- TASK OBJECTIVE -
Report every line in the material below that contains the string "从当前依赖的Module模块中选取", copying each such line in full. Case counts.
****
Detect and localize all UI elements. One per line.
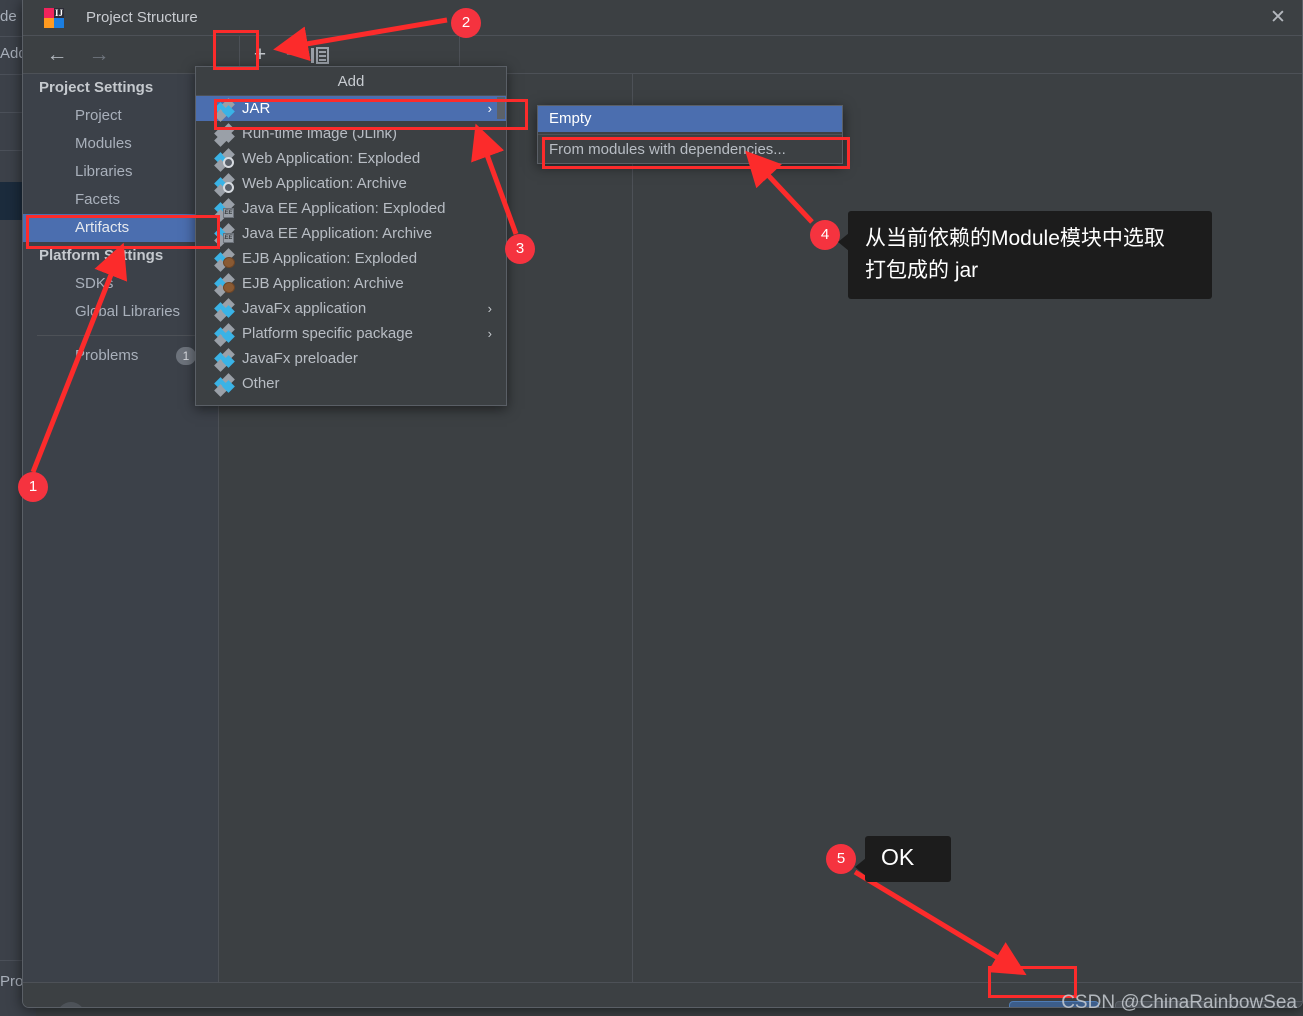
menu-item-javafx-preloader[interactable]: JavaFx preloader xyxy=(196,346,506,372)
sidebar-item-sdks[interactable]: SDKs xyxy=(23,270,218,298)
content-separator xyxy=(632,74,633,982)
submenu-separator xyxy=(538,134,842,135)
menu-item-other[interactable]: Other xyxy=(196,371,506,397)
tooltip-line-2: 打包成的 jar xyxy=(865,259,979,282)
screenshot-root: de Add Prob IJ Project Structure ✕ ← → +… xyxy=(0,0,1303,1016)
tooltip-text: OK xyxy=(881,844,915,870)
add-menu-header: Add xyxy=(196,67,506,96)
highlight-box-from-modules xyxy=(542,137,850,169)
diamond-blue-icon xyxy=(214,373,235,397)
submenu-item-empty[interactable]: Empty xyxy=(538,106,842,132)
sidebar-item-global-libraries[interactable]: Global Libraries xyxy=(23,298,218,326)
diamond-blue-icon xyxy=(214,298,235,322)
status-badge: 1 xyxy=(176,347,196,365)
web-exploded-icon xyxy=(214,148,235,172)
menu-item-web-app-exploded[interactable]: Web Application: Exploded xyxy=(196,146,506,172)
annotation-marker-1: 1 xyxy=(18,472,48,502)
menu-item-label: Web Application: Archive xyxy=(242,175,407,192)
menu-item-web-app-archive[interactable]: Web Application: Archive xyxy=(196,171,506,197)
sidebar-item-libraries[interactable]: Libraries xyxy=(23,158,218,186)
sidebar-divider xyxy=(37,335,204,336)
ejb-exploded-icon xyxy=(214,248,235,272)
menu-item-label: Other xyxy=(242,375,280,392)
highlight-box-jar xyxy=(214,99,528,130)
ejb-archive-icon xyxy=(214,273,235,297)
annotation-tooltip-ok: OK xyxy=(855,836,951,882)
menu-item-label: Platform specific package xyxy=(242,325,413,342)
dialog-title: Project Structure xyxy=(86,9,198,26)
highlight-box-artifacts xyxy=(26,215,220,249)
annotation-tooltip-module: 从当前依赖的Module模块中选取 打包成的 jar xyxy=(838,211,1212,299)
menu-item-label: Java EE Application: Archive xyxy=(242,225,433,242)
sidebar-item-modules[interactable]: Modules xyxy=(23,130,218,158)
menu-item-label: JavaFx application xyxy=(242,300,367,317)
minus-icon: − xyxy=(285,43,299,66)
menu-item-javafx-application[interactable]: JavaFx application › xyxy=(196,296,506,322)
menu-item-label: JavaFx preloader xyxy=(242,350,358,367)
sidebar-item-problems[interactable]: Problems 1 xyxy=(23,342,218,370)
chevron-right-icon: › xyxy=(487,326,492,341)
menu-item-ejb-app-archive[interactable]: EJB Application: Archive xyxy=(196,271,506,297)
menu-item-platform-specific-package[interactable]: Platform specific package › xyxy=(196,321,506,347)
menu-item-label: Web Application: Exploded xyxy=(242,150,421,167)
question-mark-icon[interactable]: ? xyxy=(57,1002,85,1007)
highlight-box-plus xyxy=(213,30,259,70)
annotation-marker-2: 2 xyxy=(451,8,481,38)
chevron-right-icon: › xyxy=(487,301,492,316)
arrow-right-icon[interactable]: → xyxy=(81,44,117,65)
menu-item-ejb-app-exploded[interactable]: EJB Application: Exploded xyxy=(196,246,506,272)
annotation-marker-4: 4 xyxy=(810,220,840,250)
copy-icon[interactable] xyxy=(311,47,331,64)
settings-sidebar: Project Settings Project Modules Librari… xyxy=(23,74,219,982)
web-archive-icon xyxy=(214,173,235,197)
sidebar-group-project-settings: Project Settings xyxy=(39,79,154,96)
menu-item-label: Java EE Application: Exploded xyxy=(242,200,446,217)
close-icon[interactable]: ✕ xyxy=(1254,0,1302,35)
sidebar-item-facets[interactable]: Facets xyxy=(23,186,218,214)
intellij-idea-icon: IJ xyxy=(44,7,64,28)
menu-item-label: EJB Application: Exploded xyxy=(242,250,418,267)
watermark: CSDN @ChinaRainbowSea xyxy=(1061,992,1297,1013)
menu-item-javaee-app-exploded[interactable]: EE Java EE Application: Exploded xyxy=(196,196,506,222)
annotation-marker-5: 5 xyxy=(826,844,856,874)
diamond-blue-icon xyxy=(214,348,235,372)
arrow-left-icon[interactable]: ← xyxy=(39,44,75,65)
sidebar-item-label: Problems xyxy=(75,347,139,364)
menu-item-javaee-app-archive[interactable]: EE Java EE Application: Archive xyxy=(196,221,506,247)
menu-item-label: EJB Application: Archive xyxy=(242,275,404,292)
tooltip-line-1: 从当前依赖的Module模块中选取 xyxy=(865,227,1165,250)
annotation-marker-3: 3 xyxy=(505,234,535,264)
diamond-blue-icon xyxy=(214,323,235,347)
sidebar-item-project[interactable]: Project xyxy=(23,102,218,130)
****
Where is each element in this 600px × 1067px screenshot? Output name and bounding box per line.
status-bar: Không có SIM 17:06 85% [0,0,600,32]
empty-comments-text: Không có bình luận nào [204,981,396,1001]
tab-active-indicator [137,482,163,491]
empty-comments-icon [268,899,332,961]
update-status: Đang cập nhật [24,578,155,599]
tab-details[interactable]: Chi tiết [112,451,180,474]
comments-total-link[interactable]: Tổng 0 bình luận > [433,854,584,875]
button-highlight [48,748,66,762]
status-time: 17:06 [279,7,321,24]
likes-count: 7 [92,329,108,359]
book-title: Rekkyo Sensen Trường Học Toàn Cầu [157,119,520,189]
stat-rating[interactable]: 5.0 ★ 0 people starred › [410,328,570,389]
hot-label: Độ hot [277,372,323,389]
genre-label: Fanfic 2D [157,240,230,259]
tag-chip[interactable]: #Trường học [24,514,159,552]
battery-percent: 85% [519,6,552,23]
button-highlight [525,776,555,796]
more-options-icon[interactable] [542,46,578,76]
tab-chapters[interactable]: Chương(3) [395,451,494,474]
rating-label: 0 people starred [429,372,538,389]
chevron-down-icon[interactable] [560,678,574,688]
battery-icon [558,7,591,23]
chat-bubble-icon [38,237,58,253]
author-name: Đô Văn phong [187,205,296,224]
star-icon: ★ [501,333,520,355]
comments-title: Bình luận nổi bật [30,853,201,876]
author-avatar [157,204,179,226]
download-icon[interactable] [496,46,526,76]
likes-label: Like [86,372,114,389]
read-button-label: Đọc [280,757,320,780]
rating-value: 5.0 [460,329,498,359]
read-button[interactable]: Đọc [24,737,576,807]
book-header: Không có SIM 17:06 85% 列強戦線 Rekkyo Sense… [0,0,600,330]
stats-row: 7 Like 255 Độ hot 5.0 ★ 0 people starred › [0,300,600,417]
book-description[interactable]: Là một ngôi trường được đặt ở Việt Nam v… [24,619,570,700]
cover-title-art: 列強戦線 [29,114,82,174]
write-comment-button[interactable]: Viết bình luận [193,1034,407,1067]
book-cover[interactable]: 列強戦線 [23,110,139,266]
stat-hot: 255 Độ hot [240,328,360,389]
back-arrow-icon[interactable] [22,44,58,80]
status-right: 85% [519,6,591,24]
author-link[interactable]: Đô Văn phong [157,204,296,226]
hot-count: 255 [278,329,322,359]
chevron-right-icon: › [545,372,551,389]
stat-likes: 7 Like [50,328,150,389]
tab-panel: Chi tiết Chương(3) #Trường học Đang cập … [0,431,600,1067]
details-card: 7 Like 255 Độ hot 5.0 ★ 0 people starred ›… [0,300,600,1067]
****
- FINAL ANSWER -
annotation-tooltip-module: 从当前依赖的Module模块中选取 打包成的 jar xyxy=(838,211,1212,299)
tooltip-line-1: 从当前依赖的Module模块中选取 xyxy=(865,227,1165,250)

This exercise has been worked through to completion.